[Begin Extracted information]

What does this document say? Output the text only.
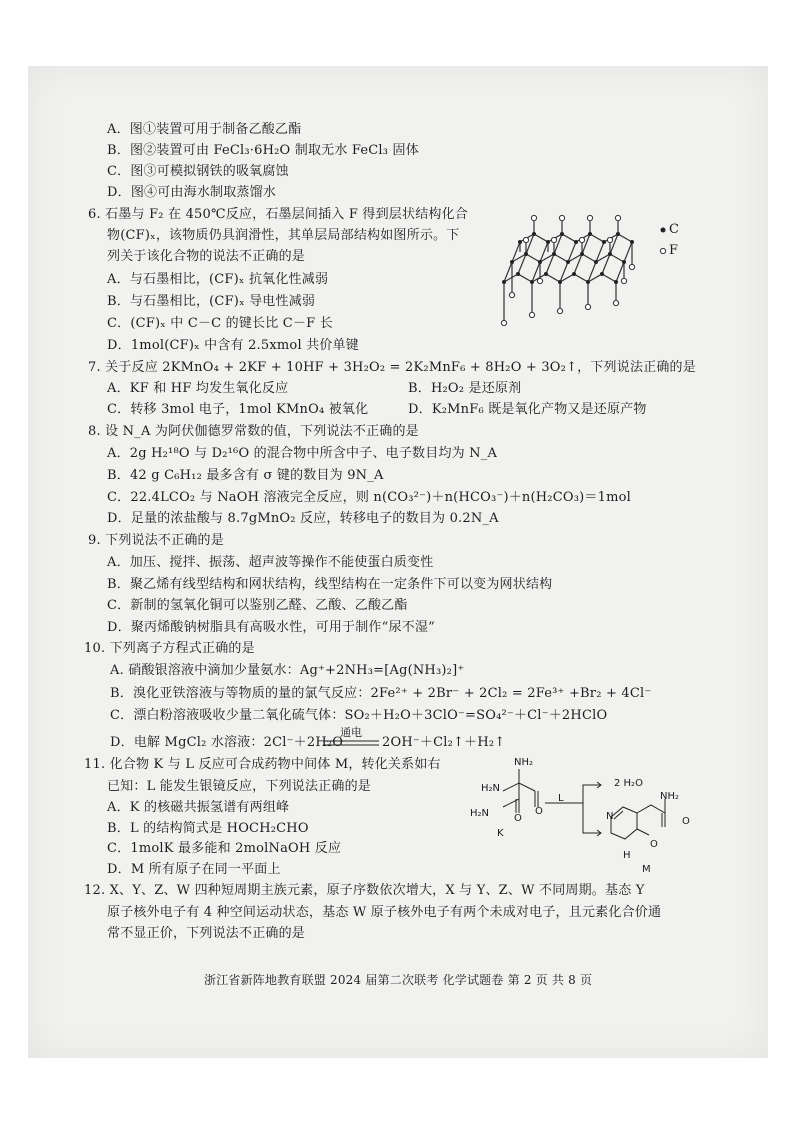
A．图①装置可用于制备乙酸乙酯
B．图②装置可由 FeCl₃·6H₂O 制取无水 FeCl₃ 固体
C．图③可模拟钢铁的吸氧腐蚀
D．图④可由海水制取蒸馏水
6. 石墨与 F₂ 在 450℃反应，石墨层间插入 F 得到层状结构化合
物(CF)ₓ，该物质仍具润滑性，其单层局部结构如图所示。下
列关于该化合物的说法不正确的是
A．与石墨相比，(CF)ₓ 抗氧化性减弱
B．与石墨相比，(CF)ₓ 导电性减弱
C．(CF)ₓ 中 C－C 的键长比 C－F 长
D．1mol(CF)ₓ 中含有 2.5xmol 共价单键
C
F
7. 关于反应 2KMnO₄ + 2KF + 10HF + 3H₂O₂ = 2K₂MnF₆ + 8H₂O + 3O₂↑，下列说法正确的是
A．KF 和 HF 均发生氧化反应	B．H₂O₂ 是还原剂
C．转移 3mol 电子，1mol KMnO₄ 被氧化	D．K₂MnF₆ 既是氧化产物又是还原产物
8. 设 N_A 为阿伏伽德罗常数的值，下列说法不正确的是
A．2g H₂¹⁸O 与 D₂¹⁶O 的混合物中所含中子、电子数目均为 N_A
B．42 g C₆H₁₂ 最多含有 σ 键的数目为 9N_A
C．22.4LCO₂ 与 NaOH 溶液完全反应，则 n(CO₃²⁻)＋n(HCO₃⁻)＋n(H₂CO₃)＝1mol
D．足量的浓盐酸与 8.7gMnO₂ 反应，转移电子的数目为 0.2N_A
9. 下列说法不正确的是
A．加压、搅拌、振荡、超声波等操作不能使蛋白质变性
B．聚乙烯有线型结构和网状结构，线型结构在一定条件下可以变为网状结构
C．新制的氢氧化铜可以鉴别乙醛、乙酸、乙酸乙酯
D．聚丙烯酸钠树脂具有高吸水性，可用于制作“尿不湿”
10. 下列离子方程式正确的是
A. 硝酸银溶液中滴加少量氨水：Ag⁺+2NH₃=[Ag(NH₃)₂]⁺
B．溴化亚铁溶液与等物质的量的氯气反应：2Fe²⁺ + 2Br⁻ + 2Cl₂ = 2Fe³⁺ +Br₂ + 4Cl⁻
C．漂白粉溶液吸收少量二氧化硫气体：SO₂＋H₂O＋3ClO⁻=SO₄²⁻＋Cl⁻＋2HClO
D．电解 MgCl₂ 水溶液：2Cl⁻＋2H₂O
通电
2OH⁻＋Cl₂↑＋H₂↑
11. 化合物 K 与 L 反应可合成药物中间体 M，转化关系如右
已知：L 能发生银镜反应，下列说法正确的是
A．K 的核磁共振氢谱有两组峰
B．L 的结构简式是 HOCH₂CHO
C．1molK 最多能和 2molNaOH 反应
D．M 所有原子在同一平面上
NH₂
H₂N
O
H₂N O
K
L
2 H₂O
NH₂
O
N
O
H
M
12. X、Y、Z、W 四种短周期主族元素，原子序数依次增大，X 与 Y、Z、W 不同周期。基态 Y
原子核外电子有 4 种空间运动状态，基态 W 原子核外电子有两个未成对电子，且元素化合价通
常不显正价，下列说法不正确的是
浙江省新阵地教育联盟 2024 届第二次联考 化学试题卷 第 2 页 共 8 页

[End Extracted information]

Check each line of the data above for the string "下列说法正确的是", then report how many lines have it, with no other words.

The result: 2